= Work to do =
Find all the lines with "Disk" and gather them.

= Dataset records =

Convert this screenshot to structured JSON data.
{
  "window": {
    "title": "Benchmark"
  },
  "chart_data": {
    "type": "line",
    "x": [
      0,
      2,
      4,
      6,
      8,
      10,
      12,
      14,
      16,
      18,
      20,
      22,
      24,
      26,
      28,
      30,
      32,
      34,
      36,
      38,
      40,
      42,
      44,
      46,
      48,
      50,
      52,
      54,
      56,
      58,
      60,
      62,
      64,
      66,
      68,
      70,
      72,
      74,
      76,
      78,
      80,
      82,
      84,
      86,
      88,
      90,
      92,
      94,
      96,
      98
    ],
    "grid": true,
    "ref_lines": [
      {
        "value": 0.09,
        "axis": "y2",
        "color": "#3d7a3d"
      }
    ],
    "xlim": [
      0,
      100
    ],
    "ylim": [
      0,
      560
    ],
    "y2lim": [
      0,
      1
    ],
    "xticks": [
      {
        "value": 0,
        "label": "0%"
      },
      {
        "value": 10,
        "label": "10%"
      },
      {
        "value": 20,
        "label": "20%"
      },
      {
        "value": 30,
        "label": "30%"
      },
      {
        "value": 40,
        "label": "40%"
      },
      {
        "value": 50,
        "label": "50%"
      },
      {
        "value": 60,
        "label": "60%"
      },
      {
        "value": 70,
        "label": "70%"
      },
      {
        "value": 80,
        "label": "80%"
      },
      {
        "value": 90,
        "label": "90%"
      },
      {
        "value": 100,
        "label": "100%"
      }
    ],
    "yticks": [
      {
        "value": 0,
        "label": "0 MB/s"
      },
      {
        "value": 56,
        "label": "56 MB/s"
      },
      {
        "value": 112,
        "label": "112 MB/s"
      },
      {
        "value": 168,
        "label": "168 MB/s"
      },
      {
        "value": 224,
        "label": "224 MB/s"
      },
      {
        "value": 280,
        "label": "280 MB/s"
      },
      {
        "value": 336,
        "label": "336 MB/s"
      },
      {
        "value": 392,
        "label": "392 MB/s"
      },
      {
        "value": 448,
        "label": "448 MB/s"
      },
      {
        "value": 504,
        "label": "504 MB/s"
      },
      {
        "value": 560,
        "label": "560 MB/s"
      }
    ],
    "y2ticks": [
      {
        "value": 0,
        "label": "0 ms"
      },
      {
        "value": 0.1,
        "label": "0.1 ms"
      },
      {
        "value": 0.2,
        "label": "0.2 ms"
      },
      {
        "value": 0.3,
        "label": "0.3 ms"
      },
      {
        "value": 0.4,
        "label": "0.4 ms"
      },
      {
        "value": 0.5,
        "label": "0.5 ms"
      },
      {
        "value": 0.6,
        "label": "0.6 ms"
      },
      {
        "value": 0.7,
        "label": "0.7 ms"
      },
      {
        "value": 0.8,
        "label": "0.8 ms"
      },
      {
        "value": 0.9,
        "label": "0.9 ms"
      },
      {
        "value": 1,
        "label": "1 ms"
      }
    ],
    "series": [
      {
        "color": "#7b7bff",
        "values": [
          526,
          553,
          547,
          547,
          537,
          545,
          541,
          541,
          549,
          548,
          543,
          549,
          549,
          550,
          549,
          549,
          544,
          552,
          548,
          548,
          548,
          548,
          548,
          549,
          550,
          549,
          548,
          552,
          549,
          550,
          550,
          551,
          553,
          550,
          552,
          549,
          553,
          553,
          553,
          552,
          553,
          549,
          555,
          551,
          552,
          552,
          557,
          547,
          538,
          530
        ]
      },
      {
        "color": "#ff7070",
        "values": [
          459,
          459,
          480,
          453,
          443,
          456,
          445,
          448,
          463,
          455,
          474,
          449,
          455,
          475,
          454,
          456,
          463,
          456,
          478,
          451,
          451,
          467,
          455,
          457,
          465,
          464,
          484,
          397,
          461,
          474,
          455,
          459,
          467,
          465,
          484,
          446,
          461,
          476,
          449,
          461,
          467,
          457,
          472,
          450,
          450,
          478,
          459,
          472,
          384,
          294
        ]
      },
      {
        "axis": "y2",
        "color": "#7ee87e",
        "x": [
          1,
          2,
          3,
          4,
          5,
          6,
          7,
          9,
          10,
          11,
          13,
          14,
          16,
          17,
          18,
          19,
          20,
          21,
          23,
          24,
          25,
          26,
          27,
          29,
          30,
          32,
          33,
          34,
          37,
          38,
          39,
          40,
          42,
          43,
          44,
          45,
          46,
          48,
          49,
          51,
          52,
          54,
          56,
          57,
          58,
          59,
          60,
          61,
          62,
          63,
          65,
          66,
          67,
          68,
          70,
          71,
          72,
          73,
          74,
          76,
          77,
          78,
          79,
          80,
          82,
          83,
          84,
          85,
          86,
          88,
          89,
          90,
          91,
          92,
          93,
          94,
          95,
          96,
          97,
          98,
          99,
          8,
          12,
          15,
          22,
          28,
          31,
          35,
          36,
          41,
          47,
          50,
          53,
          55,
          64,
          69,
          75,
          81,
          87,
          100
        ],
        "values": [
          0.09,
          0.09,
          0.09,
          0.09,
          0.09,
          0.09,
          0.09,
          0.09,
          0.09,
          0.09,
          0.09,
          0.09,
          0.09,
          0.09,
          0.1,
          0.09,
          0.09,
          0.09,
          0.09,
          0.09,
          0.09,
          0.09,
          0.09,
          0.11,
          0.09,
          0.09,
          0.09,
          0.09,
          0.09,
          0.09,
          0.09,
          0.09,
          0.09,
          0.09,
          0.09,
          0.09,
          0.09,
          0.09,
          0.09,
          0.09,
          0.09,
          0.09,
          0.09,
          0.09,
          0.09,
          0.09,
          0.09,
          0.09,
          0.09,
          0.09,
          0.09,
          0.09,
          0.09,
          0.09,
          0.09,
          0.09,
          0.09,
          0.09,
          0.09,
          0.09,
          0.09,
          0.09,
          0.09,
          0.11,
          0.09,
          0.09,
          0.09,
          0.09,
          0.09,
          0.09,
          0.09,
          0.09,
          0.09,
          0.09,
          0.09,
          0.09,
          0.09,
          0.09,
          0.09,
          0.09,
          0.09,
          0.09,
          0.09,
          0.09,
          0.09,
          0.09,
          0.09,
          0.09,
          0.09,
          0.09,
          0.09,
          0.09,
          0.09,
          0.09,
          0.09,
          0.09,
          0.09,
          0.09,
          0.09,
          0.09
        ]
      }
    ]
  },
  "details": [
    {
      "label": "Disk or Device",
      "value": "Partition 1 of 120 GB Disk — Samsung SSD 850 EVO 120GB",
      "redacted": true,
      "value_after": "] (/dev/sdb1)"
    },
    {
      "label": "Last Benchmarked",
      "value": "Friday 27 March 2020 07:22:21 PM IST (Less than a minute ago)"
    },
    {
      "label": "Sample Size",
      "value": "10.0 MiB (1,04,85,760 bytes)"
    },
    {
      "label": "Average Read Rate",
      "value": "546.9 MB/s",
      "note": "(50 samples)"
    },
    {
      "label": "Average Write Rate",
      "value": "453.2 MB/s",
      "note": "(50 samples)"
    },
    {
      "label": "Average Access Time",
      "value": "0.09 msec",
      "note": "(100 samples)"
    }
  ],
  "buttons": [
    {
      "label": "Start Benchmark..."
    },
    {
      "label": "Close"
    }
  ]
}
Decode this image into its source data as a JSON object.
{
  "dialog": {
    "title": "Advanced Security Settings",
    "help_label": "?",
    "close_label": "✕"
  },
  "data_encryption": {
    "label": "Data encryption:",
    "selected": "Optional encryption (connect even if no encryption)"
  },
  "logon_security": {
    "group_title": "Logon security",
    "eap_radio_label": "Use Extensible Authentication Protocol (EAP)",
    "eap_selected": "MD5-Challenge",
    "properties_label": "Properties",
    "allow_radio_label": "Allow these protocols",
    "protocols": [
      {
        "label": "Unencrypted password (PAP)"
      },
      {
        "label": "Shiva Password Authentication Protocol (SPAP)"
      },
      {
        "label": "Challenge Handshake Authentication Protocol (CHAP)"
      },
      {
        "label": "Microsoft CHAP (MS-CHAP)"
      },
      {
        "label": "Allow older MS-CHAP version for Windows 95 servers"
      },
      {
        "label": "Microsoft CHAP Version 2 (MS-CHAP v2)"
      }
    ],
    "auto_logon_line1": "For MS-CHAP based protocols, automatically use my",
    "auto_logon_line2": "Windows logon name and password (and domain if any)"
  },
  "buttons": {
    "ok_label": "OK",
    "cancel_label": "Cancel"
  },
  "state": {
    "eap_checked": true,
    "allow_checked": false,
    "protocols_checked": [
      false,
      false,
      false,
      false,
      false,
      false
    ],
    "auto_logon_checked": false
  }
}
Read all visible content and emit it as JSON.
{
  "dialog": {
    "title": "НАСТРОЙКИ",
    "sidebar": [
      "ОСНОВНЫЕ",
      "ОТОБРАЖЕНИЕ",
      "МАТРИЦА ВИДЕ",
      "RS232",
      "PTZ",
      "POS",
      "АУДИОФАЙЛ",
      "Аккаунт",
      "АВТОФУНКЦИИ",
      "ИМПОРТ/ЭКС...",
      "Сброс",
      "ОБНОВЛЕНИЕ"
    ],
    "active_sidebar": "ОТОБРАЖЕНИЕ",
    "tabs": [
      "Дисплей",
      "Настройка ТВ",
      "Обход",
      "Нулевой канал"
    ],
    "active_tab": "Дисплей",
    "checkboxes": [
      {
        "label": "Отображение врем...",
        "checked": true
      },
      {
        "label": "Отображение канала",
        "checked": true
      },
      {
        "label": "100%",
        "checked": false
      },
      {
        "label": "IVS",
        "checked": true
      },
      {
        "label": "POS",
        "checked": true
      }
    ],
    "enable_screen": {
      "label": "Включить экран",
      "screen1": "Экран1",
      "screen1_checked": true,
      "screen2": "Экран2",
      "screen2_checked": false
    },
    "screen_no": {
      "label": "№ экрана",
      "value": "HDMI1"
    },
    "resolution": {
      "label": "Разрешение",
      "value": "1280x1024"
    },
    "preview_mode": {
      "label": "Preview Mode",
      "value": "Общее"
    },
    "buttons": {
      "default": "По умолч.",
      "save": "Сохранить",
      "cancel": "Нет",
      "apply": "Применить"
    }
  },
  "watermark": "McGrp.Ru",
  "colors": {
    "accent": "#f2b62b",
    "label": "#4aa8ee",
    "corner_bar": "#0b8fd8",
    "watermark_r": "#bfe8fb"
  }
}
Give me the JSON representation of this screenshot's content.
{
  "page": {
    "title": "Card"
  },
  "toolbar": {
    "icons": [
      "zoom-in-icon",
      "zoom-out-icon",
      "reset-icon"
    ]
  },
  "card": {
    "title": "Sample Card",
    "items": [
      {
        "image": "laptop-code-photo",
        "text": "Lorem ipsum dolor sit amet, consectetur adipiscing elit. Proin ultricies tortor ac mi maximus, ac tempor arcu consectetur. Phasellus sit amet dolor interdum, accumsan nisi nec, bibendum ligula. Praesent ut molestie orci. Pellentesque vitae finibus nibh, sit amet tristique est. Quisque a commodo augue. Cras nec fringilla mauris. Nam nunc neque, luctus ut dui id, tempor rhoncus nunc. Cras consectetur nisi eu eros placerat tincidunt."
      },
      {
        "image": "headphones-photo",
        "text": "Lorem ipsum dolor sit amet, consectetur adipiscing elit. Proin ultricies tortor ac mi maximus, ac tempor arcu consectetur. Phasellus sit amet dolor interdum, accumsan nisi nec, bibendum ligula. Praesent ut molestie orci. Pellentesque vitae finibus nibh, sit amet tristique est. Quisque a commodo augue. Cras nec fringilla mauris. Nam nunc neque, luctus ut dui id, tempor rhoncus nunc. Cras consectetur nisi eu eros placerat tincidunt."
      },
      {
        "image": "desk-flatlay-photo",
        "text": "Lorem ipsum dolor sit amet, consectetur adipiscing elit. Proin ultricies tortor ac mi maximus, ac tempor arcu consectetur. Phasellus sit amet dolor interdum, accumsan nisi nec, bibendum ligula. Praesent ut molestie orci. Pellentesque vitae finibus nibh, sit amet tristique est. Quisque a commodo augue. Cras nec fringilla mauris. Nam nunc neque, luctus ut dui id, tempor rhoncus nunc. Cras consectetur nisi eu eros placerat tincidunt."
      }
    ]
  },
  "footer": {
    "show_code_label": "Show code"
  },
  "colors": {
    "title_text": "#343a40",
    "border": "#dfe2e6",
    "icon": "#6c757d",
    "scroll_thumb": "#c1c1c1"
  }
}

= Output below =
      "label": "Disk or Device",
      "value": "Partition 1 of 120 GB Disk — Samsung SSD 850 EVO 120GB",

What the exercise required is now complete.